EXERCISE INPUTS ::

--- START ---

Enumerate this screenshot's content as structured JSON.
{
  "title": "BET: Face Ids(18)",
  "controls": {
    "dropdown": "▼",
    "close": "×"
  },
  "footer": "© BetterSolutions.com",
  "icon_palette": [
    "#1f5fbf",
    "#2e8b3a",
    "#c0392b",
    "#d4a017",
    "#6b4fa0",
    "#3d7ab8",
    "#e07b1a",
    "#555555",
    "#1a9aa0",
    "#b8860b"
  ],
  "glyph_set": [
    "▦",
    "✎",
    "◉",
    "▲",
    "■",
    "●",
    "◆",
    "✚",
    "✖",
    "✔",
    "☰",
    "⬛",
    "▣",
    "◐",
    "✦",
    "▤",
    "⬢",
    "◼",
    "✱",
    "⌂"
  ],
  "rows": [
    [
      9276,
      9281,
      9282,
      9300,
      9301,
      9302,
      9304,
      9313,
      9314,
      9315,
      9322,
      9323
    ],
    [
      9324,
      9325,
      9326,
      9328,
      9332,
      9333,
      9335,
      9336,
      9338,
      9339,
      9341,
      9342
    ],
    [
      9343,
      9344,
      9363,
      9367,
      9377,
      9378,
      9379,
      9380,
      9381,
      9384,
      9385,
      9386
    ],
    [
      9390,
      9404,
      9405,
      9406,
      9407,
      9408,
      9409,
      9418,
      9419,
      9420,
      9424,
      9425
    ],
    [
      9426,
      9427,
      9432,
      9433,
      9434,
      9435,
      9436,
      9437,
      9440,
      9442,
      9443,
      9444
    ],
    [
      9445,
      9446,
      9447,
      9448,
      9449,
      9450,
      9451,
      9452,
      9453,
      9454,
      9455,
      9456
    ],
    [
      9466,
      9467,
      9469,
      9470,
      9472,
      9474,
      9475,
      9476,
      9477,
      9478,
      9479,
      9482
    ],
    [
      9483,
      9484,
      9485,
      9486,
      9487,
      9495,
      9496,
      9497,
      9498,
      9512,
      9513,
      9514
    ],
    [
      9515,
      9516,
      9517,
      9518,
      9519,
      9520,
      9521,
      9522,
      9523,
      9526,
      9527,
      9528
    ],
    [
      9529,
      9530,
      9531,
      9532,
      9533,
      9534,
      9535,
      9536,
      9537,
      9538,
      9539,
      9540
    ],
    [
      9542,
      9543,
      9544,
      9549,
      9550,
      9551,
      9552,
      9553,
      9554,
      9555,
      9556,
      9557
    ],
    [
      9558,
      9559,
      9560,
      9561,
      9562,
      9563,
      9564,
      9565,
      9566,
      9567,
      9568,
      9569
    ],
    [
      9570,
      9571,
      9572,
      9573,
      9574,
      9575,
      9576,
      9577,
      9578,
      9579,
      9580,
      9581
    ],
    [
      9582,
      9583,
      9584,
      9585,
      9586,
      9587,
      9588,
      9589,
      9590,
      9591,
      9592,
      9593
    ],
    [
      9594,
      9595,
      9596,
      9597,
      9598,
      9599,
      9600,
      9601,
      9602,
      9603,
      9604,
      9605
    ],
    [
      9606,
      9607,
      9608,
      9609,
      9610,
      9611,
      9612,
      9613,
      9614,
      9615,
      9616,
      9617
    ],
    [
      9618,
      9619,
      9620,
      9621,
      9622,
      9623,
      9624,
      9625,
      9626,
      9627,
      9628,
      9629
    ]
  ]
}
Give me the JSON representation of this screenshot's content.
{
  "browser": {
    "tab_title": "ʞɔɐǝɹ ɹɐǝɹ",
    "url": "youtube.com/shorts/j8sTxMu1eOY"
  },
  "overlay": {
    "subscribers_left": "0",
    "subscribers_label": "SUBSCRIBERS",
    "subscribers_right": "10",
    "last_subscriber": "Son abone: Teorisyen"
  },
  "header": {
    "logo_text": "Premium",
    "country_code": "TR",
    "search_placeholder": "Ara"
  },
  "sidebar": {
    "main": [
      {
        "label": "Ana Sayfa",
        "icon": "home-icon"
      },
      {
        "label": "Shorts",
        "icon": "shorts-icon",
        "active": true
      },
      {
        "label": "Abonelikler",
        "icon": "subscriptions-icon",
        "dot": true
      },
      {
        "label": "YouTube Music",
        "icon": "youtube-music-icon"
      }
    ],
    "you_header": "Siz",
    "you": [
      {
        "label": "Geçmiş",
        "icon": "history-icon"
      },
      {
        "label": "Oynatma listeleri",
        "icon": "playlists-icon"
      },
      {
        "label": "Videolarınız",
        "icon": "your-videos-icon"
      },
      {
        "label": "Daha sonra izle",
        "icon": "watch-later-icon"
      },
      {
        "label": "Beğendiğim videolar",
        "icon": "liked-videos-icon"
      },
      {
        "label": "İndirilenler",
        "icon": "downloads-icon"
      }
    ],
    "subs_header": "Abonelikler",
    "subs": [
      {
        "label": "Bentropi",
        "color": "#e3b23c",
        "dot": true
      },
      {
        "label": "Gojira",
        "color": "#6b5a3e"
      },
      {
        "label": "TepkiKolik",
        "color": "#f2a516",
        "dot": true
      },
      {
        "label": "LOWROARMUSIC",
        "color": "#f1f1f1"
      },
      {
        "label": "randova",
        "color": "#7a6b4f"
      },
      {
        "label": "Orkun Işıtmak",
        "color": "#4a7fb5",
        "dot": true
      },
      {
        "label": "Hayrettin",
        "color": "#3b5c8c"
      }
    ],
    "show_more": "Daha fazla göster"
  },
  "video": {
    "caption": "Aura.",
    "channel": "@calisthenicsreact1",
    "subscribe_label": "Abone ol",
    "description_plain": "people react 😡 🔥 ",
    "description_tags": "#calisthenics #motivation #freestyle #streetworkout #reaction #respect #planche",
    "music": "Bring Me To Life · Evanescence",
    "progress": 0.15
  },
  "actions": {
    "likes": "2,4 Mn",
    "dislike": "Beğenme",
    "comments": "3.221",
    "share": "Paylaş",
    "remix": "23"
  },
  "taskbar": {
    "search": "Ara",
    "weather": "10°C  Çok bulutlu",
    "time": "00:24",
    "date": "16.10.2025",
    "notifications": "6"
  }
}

--- END ---

Check each line above for the string "this" and show the ones that have it.

RESPONSE ::
Enumerate this screenshot's content as structured JSON.
Give me the JSON representation of this screenshot's content.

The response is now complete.